■ AIM OF THE TASK: An exact copy of all the data is required, with pictures left out.

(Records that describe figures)
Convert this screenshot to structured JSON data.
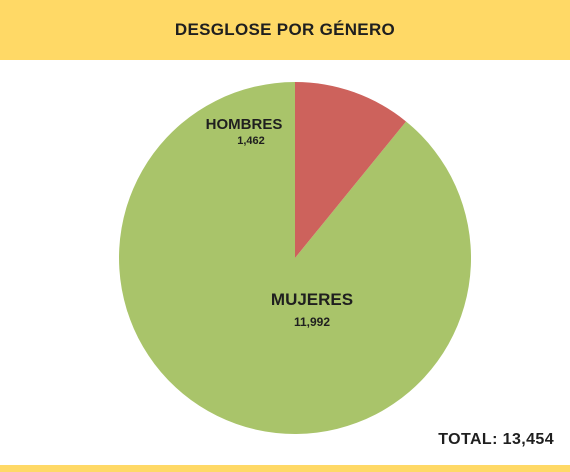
{
  "header": {
    "title": "DESGLOSE POR GÉNERO"
  },
  "colors": {
    "banner": "#ffd966",
    "female": "#a9c46a",
    "male": "#cd625c"
  },
  "chart_data": {
    "type": "pie",
    "title": "DESGLOSE POR GÉNERO",
    "slices": [
      {
        "label": "MUJERES",
        "value": 11992,
        "value_label": "11,992",
        "color": "#a9c46a"
      },
      {
        "label": "HOMBRES",
        "value": 1462,
        "value_label": "1,462",
        "color": "#cd625c"
      }
    ],
    "total_label": "TOTAL: 13,454"
  }
}
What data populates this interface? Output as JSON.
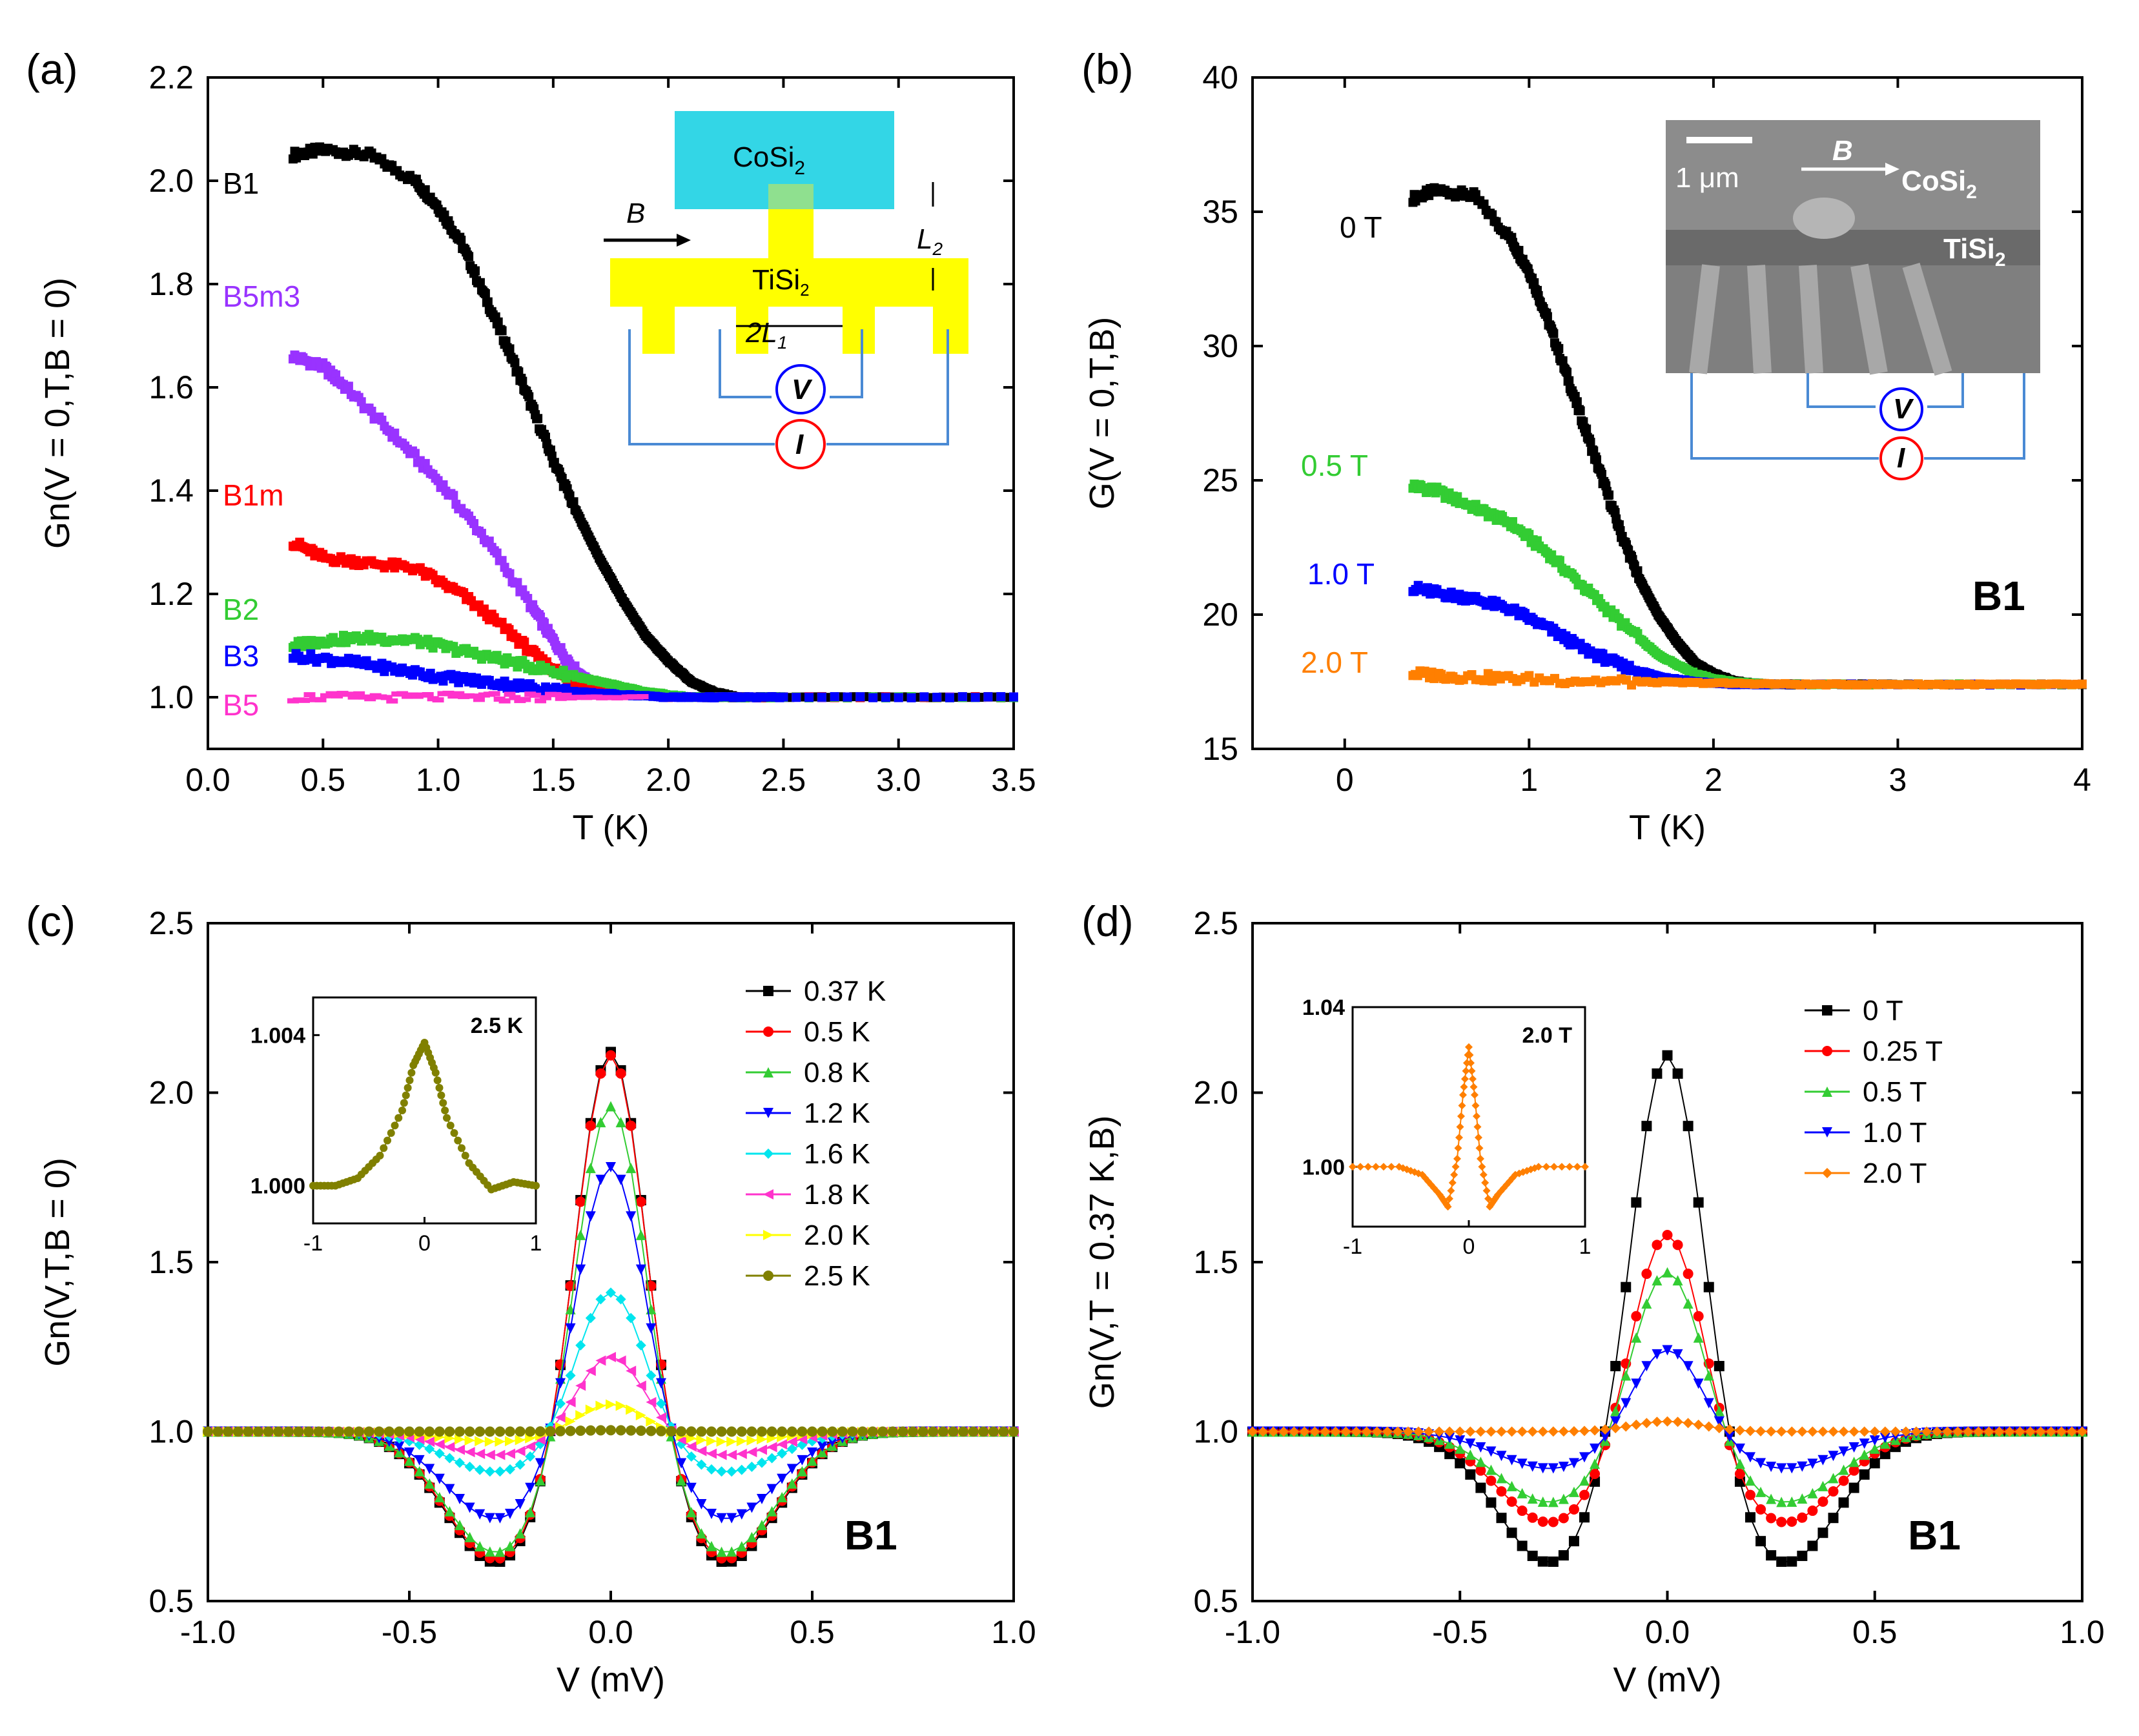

■ FULL ANSWER:
Convert this screenshot to structured JSON data.
{
  "header": {
    "title": "DESGLOSE POR GÉNERO"
  },
  "colors": {
    "banner": "#ffd966",
    "female": "#a9c46a",
    "male": "#cd625c"
  },
  "chart_data": {
    "type": "pie",
    "title": "DESGLOSE POR GÉNERO",
    "slices": [
      {
        "label": "MUJERES",
        "value": 11992,
        "value_label": "11,992",
        "color": "#a9c46a"
      },
      {
        "label": "HOMBRES",
        "value": 1462,
        "value_label": "1,462",
        "color": "#cd625c"
      }
    ],
    "total_label": "TOTAL: 13,454"
  }
}
What data populates this interface? Output as JSON.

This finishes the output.